▶ _Directions for this task_: Convert everything in the material from the line containing "marker-label[interactable]: 142.3 xyxy=(787,605,890,646)" down to the line containing "marker[interactable]: 116.3 xyxy=(465,279,569,365)", both included, into a numbered list, omitting any blank lines.

● ● ● ● ● ● ●

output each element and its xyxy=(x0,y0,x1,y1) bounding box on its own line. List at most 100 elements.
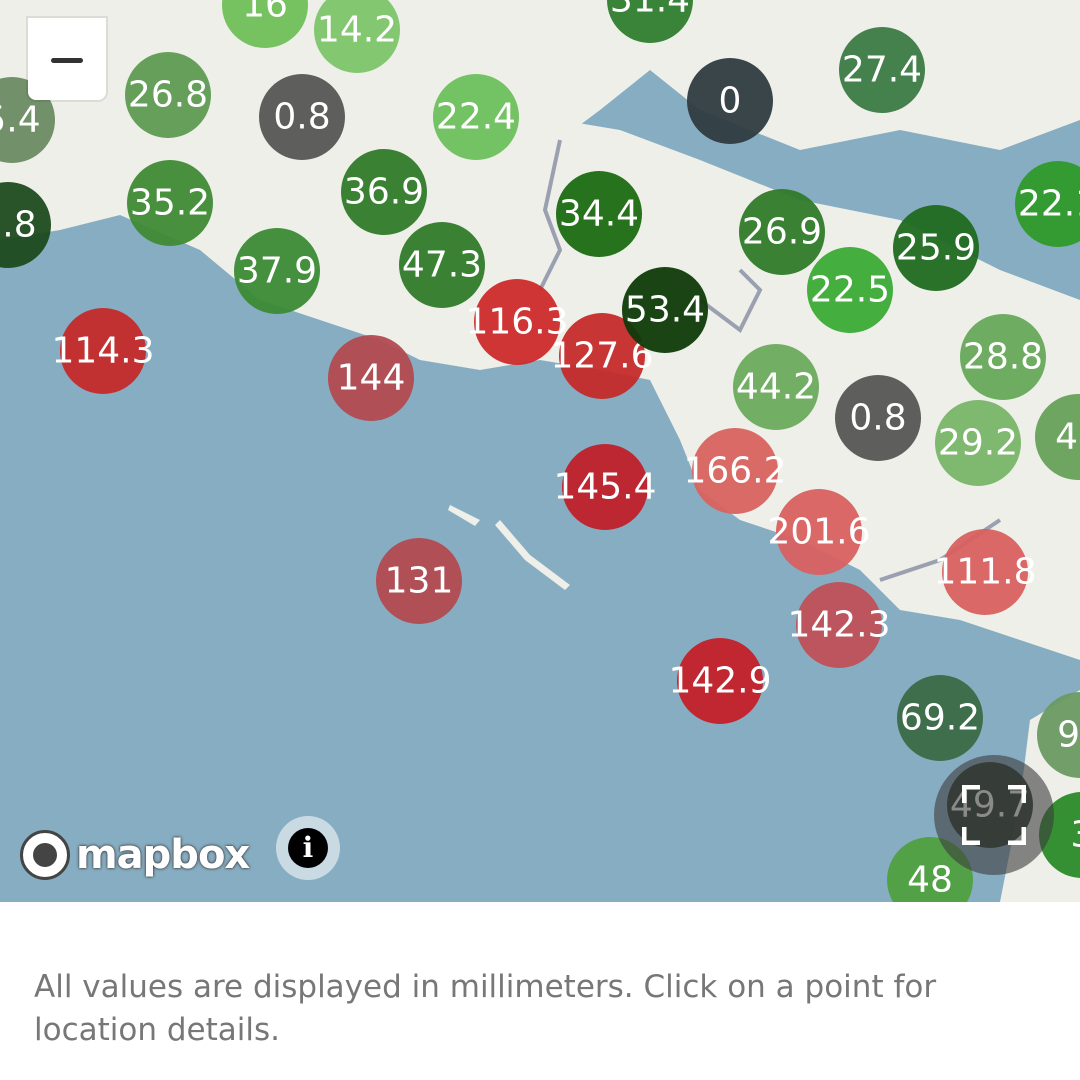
marker-label[interactable]: 142.3 xyxy=(787,605,890,646)
marker-dot[interactable] xyxy=(1037,692,1080,778)
marker-label[interactable]: 22.4 xyxy=(436,97,516,138)
marker-dot[interactable] xyxy=(897,675,983,761)
marker[interactable]: 27.4 xyxy=(839,27,925,113)
marker[interactable]: 34.4 xyxy=(556,171,642,257)
marker-label[interactable]: 166.2 xyxy=(683,451,786,492)
marker-label[interactable]: 29.2 xyxy=(938,423,1018,464)
marker-dot[interactable] xyxy=(562,444,648,530)
marker[interactable]: 144 xyxy=(328,335,414,421)
marker-label[interactable]: 36.9 xyxy=(344,172,424,213)
marker-label[interactable]: 0.8 xyxy=(849,398,906,439)
marker-label[interactable]: 26.8 xyxy=(128,75,208,116)
marker[interactable]: 22.5 xyxy=(807,247,893,333)
marker[interactable]: 25.9 xyxy=(893,205,979,291)
marker[interactable]: 37.9 xyxy=(234,228,320,314)
marker-dot[interactable] xyxy=(125,52,211,138)
marker-label[interactable]: 114.3 xyxy=(51,331,154,372)
marker-dot[interactable] xyxy=(739,189,825,275)
map[interactable]: 16 14.2 31.4 26.8 0.8 22.4 0 27.4 5.4 35.2 36.9 34.… xyxy=(0,0,1080,902)
marker-dot[interactable] xyxy=(733,344,819,430)
marker-dot[interactable] xyxy=(687,58,773,144)
marker-label[interactable]: 26.9 xyxy=(742,212,822,253)
marker-dot[interactable] xyxy=(692,428,778,514)
marker[interactable]: 36.9 xyxy=(341,149,427,235)
mapbox-logo[interactable]: mapbox xyxy=(20,826,250,884)
marker-dot[interactable] xyxy=(433,74,519,160)
marker-label[interactable]: 35.2 xyxy=(130,183,210,224)
marker-label[interactable]: 48 xyxy=(907,860,953,901)
marker[interactable]: 14.2 xyxy=(314,0,400,73)
marker[interactable]: 116.3 xyxy=(465,279,569,365)
marker[interactable]: 142.3 xyxy=(787,582,891,668)
marker-dot[interactable] xyxy=(314,0,400,73)
marker[interactable]: 22.4 xyxy=(433,74,519,160)
marker-label[interactable]: 131 xyxy=(385,561,454,602)
marker-label[interactable]: 34.4 xyxy=(559,194,639,235)
marker[interactable]: 29.2 xyxy=(935,400,1021,486)
marker-dot[interactable] xyxy=(677,638,763,724)
marker[interactable]: 145.4 xyxy=(553,444,657,530)
marker[interactable]: 5.8 xyxy=(0,182,51,268)
marker-dot[interactable] xyxy=(796,582,882,668)
marker-dot[interactable] xyxy=(60,308,146,394)
marker[interactable]: 0 xyxy=(687,58,773,144)
marker-dot[interactable] xyxy=(1035,394,1080,480)
marker-label[interactable]: 145.4 xyxy=(553,467,656,508)
marker-label[interactable]: 144 xyxy=(337,358,406,399)
marker-label[interactable]: 201.6 xyxy=(767,512,870,553)
marker[interactable]: 47.3 xyxy=(399,222,485,308)
marker[interactable]: 127.6 xyxy=(550,313,654,399)
marker-label[interactable]: 127.6 xyxy=(550,336,653,377)
marker-label[interactable]: 69.2 xyxy=(900,698,980,739)
marker[interactable]: 166.2 xyxy=(683,428,787,514)
marker[interactable]: 69.2 xyxy=(897,675,983,761)
marker[interactable]: 114.3 xyxy=(51,308,155,394)
fullscreen-button[interactable] xyxy=(934,755,1054,875)
marker-dot[interactable] xyxy=(259,74,345,160)
marker-label[interactable]: 0.8 xyxy=(273,97,330,138)
marker[interactable]: 53.4 xyxy=(622,267,708,353)
marker-dot[interactable] xyxy=(556,171,642,257)
marker-label[interactable]: 44.2 xyxy=(736,367,816,408)
marker-label[interactable]: 53.4 xyxy=(625,290,705,331)
marker-dot[interactable] xyxy=(341,149,427,235)
marker-dot[interactable] xyxy=(622,267,708,353)
marker-label[interactable]: 27.4 xyxy=(842,50,922,91)
marker-label[interactable]: 116.3 xyxy=(465,302,568,343)
marker-dot[interactable] xyxy=(399,222,485,308)
marker-dot[interactable] xyxy=(960,314,1046,400)
info-button[interactable] xyxy=(276,816,340,880)
marker[interactable]: 44.2 xyxy=(733,344,819,430)
marker-dot[interactable] xyxy=(0,182,51,268)
marker[interactable]: 201.6 xyxy=(767,489,871,575)
marker-label[interactable]: 47.3 xyxy=(402,245,482,286)
marker-dot[interactable] xyxy=(559,313,645,399)
marker-label[interactable]: 16 xyxy=(242,0,288,26)
marker[interactable]: 31.4 xyxy=(607,0,693,43)
marker-dot[interactable] xyxy=(328,335,414,421)
marker-label[interactable]: 22.1 xyxy=(1018,184,1080,225)
marker[interactable]: 26.8 xyxy=(125,52,211,138)
marker-dot[interactable] xyxy=(222,0,308,48)
marker-dot[interactable] xyxy=(376,538,462,624)
marker-dot[interactable] xyxy=(127,160,213,246)
marker[interactable]: 42 xyxy=(1035,394,1080,480)
marker-label[interactable]: 5.8 xyxy=(0,205,37,246)
marker-label[interactable]: 42 xyxy=(1055,417,1080,458)
marker-dot[interactable] xyxy=(893,205,979,291)
marker-dot[interactable] xyxy=(839,27,925,113)
marker-dot[interactable] xyxy=(474,279,560,365)
marker[interactable]: 0.8 xyxy=(259,74,345,160)
marker[interactable]: 26.9 xyxy=(739,189,825,275)
marker-dot[interactable] xyxy=(607,0,693,43)
marker-label[interactable]: 3 xyxy=(1071,815,1080,856)
marker-dot[interactable] xyxy=(935,400,1021,486)
marker-label[interactable]: 92 xyxy=(1057,715,1080,756)
marker[interactable]: 22.1 xyxy=(1015,161,1080,247)
marker-dot[interactable] xyxy=(807,247,893,333)
marker-dot[interactable] xyxy=(1015,161,1080,247)
marker-label[interactable]: 22.5 xyxy=(810,270,890,311)
marker[interactable]: 16 xyxy=(222,0,308,48)
marker-label[interactable]: 111.8 xyxy=(933,552,1036,593)
marker-label[interactable]: 37.9 xyxy=(237,251,317,292)
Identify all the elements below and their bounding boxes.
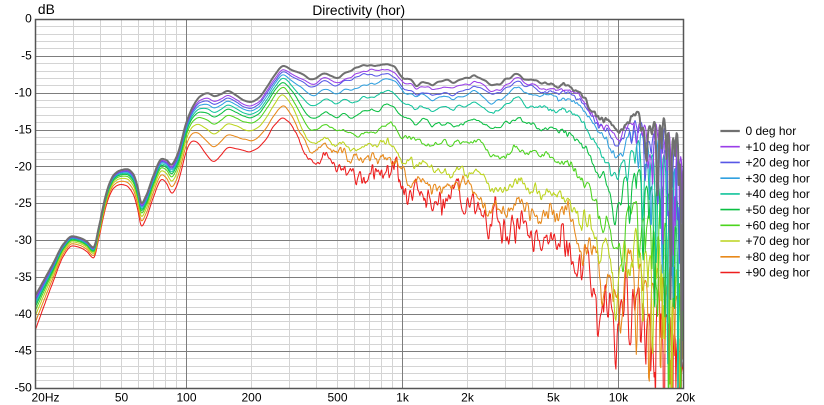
svg-text:-40: -40: [14, 307, 32, 321]
svg-text:20k: 20k: [676, 391, 696, 405]
svg-text:50: 50: [115, 391, 129, 405]
svg-text:5k: 5k: [547, 391, 561, 405]
svg-text:-15: -15: [14, 122, 32, 136]
svg-text:-30: -30: [14, 233, 32, 247]
svg-text:+50 deg hor: +50 deg hor: [746, 203, 810, 217]
svg-text:+20 deg hor: +20 deg hor: [746, 156, 810, 170]
svg-text:0: 0: [25, 12, 32, 26]
svg-text:500: 500: [327, 391, 347, 405]
svg-text:-45: -45: [14, 344, 32, 358]
svg-text:+70 deg hor: +70 deg hor: [746, 234, 810, 248]
svg-text:20Hz: 20Hz: [31, 391, 59, 405]
svg-text:dB: dB: [38, 2, 55, 17]
svg-text:Directivity (hor): Directivity (hor): [312, 3, 405, 18]
svg-text:-5: -5: [21, 49, 32, 63]
svg-text:+60 deg hor: +60 deg hor: [746, 219, 810, 233]
svg-text:0 deg hor: 0 deg hor: [746, 124, 797, 138]
svg-text:+10 deg hor: +10 deg hor: [746, 140, 810, 154]
svg-text:-50: -50: [14, 381, 32, 395]
svg-text:+40 deg hor: +40 deg hor: [746, 187, 810, 201]
svg-text:10k: 10k: [609, 391, 629, 405]
svg-text:2k: 2k: [461, 391, 475, 405]
svg-text:100: 100: [176, 391, 196, 405]
svg-text:+80 deg hor: +80 deg hor: [746, 250, 810, 264]
svg-text:-10: -10: [14, 86, 32, 100]
svg-text:-25: -25: [14, 196, 32, 210]
svg-text:+30 deg hor: +30 deg hor: [746, 171, 810, 185]
svg-text:-35: -35: [14, 270, 32, 284]
svg-text:200: 200: [241, 391, 261, 405]
svg-text:+90 deg hor: +90 deg hor: [746, 266, 810, 280]
svg-text:-20: -20: [14, 159, 32, 173]
svg-text:1k: 1k: [396, 391, 410, 405]
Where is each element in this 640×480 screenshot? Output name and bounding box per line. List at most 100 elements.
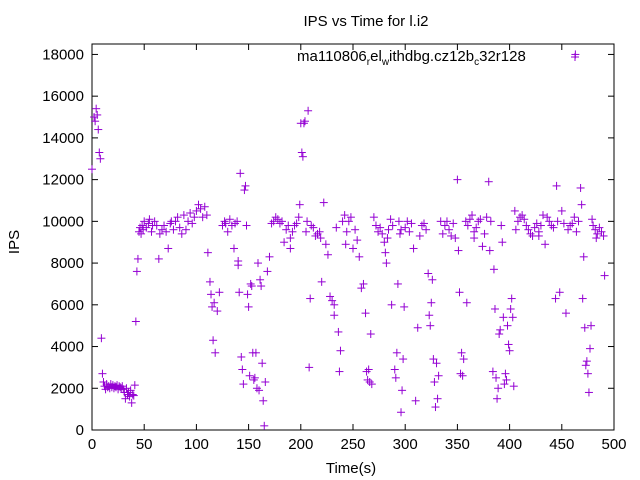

● ● ● ● ● ● ●

▶ _Answer_:
1. marker-label[interactable]: 142.3 xyxy=(787,605,890,646)
2. marker-dot[interactable] xyxy=(1037,692,1080,778)
3. marker-label[interactable]: 22.4 xyxy=(436,97,516,138)
4. marker-dot[interactable] xyxy=(897,675,983,761)
5. marker[interactable]: 27.4 xyxy=(839,27,925,113)
6. marker[interactable]: 34.4 xyxy=(556,171,642,257)
7. marker-label[interactable]: 166.2 xyxy=(683,451,786,492)
8. marker-label[interactable]: 29.2 xyxy=(938,423,1018,464)
9. marker-dot[interactable] xyxy=(562,444,648,530)
10. marker[interactable]: 144 xyxy=(328,335,414,421)
11. marker-label[interactable]: 36.9 xyxy=(344,172,424,213)
12. marker-label[interactable]: 0.8 xyxy=(849,398,906,439)
13. marker-label[interactable]: 26.8 xyxy=(128,75,208,116)
14. marker[interactable]: 22.5 xyxy=(807,247,893,333)
15. marker[interactable]: 25.9 xyxy=(893,205,979,291)
16. marker[interactable]: 37.9 xyxy=(234,228,320,314)
17. marker-dot[interactable] xyxy=(125,52,211,138)
18. marker-label[interactable]: 114.3 xyxy=(51,331,154,372)
19. marker-dot[interactable] xyxy=(739,189,825,275)
20. map[interactable]: 16 14.2 31.4 26.8 0.8 22.4 0 27.4 5.4 35.2 36.9 34.… xyxy=(0,0,1080,902)
21. marker-dot[interactable] xyxy=(733,344,819,430)
22. marker-dot[interactable] xyxy=(687,58,773,144)
23. marker-label[interactable]: 26.9 xyxy=(742,212,822,253)
24. marker-dot[interactable] xyxy=(692,428,778,514)
25. marker[interactable]: 36.9 xyxy=(341,149,427,235)
26. mapbox-logo[interactable]: mapbox xyxy=(20,826,250,884)
27. marker-dot[interactable] xyxy=(433,74,519,160)
28. marker-label[interactable]: 35.2 xyxy=(130,183,210,224)
29. marker-label[interactable]: 48 xyxy=(907,860,953,901)
30. marker[interactable]: 14.2 xyxy=(314,0,400,73)
31. marker[interactable]: 116.3 xyxy=(465,279,569,365)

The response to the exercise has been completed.